=== Raw data ===
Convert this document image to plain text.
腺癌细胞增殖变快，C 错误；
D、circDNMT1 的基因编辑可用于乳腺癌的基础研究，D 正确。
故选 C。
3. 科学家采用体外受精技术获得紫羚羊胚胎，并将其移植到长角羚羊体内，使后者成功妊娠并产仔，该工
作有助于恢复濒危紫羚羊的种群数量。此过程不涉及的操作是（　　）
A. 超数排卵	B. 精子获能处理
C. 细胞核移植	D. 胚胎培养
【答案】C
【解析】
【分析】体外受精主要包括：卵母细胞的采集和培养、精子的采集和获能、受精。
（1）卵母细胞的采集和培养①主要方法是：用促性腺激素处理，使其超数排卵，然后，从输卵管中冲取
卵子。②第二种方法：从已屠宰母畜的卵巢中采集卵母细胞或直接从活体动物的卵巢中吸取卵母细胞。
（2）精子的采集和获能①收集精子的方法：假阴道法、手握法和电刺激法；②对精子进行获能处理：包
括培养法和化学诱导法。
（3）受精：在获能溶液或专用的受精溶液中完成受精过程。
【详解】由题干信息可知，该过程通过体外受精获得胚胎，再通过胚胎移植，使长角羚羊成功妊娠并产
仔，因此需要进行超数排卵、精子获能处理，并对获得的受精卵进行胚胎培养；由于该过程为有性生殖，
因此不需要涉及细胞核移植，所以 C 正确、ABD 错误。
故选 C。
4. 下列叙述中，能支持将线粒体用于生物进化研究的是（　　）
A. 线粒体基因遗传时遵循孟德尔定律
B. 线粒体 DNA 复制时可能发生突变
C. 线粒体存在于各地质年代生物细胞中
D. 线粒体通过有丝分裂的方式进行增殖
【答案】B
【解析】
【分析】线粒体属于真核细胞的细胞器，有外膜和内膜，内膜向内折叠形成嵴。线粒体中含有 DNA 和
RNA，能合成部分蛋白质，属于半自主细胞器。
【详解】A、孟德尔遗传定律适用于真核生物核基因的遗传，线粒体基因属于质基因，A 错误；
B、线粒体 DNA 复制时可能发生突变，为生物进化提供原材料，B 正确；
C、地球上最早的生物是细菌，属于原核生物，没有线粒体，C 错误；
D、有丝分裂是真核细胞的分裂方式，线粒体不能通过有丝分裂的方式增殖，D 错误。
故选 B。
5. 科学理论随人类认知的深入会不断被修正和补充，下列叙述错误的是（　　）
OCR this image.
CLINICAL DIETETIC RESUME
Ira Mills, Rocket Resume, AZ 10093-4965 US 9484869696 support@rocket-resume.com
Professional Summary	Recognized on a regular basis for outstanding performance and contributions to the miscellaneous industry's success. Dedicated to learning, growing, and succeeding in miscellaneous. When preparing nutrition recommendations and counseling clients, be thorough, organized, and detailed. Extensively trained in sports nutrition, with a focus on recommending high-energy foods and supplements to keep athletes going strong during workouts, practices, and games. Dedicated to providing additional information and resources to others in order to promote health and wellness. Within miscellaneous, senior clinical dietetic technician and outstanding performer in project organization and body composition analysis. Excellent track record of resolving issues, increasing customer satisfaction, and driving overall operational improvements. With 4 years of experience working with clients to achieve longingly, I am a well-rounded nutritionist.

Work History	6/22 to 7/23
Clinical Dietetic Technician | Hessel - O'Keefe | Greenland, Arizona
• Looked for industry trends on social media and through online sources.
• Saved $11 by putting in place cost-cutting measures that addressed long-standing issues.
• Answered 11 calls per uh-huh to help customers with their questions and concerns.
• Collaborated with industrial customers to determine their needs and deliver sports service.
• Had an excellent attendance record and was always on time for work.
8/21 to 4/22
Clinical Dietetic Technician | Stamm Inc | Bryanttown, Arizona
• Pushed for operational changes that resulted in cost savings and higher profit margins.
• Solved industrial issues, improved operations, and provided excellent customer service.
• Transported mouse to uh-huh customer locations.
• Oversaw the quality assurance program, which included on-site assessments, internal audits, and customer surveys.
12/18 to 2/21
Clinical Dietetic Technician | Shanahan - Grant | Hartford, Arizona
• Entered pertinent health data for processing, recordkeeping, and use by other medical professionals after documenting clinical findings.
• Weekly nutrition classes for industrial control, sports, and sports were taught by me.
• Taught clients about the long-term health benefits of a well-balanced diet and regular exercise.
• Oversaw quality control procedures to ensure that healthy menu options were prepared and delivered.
===
Task to carry out →
Extract the data exactly as given.

Task response →
Convert this document image to plain text.
腺癌细胞增殖变快，C 错误；
D、circDNMT1 的基因编辑可用于乳腺癌的基础研究，D 正确。
故选 C。
3. 科学家采用体外受精技术获得紫羚羊胚胎，并将其移植到长角羚羊体内，使后者成功妊娠并产仔，该工
作有助于恢复濒危紫羚羊的种群数量。此过程不涉及的操作是（　　）
A. 超数排卵	B. 精子获能处理
C. 细胞核移植	D. 胚胎培养
【答案】C
【解析】
【分析】体外受精主要包括：卵母细胞的采集和培养、精子的采集和获能、受精。
（1）卵母细胞的采集和培养①主要方法是：用促性腺激素处理，使其超数排卵，然后，从输卵管中冲取
卵子。②第二种方法：从已屠宰母畜的卵巢中采集卵母细胞或直接从活体动物的卵巢中吸取卵母细胞。
（2）精子的采集和获能①收集精子的方法：假阴道法、手握法和电刺激法；②对精子进行获能处理：包
括培养法和化学诱导法。
（3）受精：在获能溶液或专用的受精溶液中完成受精过程。
【详解】由题干信息可知，该过程通过体外受精获得胚胎，再通过胚胎移植，使长角羚羊成功妊娠并产
仔，因此需要进行超数排卵、精子获能处理，并对获得的受精卵进行胚胎培养；由于该过程为有性生殖，
因此不需要涉及细胞核移植，所以 C 正确、ABD 错误。
故选 C。
4. 下列叙述中，能支持将线粒体用于生物进化研究的是（　　）
A. 线粒体基因遗传时遵循孟德尔定律
B. 线粒体 DNA 复制时可能发生突变
C. 线粒体存在于各地质年代生物细胞中
D. 线粒体通过有丝分裂的方式进行增殖
【答案】B
【解析】
【分析】线粒体属于真核细胞的细胞器，有外膜和内膜，内膜向内折叠形成嵴。线粒体中含有 DNA 和
RNA，能合成部分蛋白质，属于半自主细胞器。
【详解】A、孟德尔遗传定律适用于真核生物核基因的遗传，线粒体基因属于质基因，A 错误；
B、线粒体 DNA 复制时可能发生突变，为生物进化提供原材料，B 正确；
C、地球上最早的生物是细菌，属于原核生物，没有线粒体，C 错误；
D、有丝分裂是真核细胞的分裂方式，线粒体不能通过有丝分裂的方式增殖，D 错误。
故选 B。
5. 科学理论随人类认知的深入会不断被修正和补充，下列叙述错误的是（　　）
OCR this image.
CLINICAL DIETETIC RESUME
Ira Mills, Rocket Resume, AZ 10093-4965 US 9484869696 support@rocket-resume.com
Professional Summary	Recognized on a regular basis for outstanding performance and contributions to the miscellaneous industry's success. Dedicated to learning, growing, and succeeding in miscellaneous. When preparing nutrition recommendations and counseling clients, be thorough, organized, and detailed. Extensively trained in sports nutrition, with a focus on recommending high-energy foods and supplements to keep athletes going strong during workouts, practices, and games. Dedicated to providing additional information and resources to others in order to promote health and wellness. Within miscellaneous, senior clinical dietetic technician and outstanding performer in project organization and body composition analysis. Excellent track record of resolving issues, increasing customer satisfaction, and driving overall operational improvements. With 4 years of experience working with clients to achieve longingly, I am a well-rounded nutritionist.

Work History	6/22 to 7/23
Clinical Dietetic Technician | Hessel - O'Keefe | Greenland, Arizona
• Looked for industry trends on social media and through online sources.
• Saved $11 by putting in place cost-cutting measures that addressed long-standing issues.
• Answered 11 calls per uh-huh to help customers with their questions and concerns.
• Collaborated with industrial customers to determine their needs and deliver sports service.
• Had an excellent attendance record and was always on time for work.
8/21 to 4/22
Clinical Dietetic Technician | Stamm Inc | Bryanttown, Arizona
• Pushed for operational changes that resulted in cost savings and higher profit margins.
• Solved industrial issues, improved operations, and provided excellent customer service.
• Transported mouse to uh-huh customer locations.
• Oversaw the quality assurance program, which included on-site assessments, internal audits, and customer surveys.
12/18 to 2/21
Clinical Dietetic Technician | Shanahan - Grant | Hartford, Arizona
• Entered pertinent health data for processing, recordkeeping, and use by other medical professionals after documenting clinical findings.
• Weekly nutrition classes for industrial control, sports, and sports were taught by me.
• Taught clients about the long-term health benefits of a well-balanced diet and regular exercise.
• Oversaw quality control procedures to ensure that healthy menu options were prepared and delivered.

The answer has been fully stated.